REQUIRED WORK: Using the data below, copy every line that contains the word "title".

Collection entries
BEGIN

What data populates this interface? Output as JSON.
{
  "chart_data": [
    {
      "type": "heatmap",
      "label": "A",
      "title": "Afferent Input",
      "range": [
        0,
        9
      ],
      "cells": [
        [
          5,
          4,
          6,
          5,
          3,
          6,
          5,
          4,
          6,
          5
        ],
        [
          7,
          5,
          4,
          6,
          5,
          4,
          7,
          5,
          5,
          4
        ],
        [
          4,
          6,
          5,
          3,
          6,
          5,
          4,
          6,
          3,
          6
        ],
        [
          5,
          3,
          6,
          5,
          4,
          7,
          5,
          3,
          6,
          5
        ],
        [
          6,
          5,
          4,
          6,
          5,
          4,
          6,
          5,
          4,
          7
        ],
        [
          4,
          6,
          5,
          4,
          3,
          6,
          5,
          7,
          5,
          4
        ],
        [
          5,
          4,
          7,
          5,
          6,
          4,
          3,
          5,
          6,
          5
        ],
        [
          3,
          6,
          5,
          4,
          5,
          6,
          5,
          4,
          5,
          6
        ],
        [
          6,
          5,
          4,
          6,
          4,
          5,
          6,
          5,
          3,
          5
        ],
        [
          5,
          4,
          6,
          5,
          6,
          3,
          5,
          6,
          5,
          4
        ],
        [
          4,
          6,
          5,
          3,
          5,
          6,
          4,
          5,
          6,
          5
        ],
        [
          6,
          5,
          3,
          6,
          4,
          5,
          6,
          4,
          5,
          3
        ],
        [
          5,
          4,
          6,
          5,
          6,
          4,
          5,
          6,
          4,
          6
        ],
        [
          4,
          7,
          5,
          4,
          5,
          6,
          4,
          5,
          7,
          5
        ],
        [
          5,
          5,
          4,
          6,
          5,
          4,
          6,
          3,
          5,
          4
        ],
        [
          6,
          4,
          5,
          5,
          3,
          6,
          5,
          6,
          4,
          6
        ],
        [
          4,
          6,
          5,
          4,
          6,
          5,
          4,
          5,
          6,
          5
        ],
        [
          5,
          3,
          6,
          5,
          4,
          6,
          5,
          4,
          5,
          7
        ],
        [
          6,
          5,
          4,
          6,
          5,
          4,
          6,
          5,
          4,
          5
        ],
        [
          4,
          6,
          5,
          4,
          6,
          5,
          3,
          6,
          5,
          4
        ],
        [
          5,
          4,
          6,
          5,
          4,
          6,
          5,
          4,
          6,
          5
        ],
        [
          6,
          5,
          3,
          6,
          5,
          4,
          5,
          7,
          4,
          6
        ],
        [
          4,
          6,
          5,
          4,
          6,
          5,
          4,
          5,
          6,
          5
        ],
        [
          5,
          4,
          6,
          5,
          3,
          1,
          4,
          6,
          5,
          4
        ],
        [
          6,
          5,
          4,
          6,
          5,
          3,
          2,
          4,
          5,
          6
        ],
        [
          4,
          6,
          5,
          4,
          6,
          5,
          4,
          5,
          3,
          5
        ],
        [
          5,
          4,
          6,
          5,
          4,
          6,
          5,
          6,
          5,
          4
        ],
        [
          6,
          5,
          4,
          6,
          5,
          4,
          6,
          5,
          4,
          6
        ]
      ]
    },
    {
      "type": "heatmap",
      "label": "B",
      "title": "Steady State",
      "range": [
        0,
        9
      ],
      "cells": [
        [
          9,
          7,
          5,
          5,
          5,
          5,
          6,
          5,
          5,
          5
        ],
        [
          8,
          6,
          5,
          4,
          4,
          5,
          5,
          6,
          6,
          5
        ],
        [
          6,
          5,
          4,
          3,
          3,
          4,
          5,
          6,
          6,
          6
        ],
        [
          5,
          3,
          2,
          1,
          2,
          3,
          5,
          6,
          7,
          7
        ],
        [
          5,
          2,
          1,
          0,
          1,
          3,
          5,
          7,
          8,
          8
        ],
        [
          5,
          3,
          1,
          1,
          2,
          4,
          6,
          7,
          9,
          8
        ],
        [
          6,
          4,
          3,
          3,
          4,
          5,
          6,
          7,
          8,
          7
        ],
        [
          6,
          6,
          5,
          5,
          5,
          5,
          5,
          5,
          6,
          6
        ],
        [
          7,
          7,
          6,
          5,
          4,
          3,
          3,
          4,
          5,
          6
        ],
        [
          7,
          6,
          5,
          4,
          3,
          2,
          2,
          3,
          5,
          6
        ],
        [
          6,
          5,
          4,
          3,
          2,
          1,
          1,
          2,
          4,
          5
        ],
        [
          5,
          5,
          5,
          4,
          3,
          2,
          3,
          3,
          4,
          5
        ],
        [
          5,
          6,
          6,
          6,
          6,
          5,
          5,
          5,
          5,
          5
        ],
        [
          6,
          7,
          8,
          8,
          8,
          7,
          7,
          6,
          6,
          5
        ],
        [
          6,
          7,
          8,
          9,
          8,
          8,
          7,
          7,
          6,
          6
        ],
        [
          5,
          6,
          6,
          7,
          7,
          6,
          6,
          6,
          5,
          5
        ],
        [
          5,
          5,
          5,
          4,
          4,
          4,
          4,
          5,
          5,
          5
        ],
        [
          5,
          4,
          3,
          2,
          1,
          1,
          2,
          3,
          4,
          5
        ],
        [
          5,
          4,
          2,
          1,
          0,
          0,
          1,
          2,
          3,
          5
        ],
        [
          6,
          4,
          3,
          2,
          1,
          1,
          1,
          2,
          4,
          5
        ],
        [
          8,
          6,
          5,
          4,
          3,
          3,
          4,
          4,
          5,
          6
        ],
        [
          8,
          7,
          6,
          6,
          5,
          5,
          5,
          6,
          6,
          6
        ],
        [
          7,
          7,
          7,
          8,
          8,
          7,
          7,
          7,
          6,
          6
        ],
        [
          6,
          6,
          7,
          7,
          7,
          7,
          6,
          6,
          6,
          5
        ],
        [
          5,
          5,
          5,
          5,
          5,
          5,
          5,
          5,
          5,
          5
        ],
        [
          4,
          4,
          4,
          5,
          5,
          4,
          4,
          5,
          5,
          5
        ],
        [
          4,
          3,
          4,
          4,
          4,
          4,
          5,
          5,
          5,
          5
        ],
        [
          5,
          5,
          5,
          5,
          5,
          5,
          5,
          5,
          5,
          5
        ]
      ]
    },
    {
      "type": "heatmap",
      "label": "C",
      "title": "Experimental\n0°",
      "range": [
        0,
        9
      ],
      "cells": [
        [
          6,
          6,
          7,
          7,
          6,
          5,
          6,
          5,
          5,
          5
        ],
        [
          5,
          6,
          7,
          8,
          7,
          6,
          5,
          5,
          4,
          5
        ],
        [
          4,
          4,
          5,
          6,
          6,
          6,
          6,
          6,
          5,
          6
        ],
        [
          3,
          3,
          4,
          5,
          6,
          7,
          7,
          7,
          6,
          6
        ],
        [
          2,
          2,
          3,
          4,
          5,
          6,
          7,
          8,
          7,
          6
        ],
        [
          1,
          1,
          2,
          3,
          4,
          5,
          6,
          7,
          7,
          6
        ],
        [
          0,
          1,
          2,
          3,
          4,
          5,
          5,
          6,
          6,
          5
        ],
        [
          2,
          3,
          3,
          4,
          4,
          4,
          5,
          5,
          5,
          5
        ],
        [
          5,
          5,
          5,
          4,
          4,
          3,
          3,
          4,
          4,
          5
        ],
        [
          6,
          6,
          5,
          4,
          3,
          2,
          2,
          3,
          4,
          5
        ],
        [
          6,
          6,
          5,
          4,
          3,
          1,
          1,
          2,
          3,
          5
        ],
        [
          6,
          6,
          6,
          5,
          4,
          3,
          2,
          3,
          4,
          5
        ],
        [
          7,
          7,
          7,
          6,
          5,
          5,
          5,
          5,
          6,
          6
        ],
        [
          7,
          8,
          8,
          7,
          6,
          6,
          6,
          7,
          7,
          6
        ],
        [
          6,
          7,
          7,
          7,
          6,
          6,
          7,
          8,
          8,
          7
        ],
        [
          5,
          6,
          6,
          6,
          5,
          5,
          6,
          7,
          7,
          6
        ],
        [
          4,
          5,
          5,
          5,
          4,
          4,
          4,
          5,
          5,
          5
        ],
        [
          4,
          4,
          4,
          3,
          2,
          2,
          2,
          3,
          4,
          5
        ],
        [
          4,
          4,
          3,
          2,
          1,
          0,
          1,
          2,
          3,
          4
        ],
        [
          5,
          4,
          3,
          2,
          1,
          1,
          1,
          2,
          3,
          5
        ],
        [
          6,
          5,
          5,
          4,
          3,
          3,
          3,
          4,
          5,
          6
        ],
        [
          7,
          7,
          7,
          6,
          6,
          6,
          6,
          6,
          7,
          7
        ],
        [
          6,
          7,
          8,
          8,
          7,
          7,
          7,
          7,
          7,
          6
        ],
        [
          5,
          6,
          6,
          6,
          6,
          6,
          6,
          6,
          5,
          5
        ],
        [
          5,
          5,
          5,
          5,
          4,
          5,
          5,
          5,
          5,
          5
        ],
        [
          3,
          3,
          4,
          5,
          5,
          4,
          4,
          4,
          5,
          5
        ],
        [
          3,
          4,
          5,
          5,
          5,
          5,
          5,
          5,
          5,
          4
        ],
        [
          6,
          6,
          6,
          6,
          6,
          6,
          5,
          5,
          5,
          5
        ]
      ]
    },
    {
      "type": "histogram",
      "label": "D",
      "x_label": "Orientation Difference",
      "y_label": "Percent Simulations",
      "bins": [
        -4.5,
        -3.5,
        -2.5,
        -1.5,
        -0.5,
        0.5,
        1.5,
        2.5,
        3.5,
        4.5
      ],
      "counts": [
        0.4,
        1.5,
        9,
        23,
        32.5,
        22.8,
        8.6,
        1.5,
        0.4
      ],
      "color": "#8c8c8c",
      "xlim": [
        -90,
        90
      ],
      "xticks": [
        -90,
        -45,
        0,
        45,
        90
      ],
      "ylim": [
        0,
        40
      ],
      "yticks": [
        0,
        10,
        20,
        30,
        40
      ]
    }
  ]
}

END

ANSWER IN FULL:
      "title": "Afferent Input",
      "title": "Steady State",
      "title": "Experimental\n0°",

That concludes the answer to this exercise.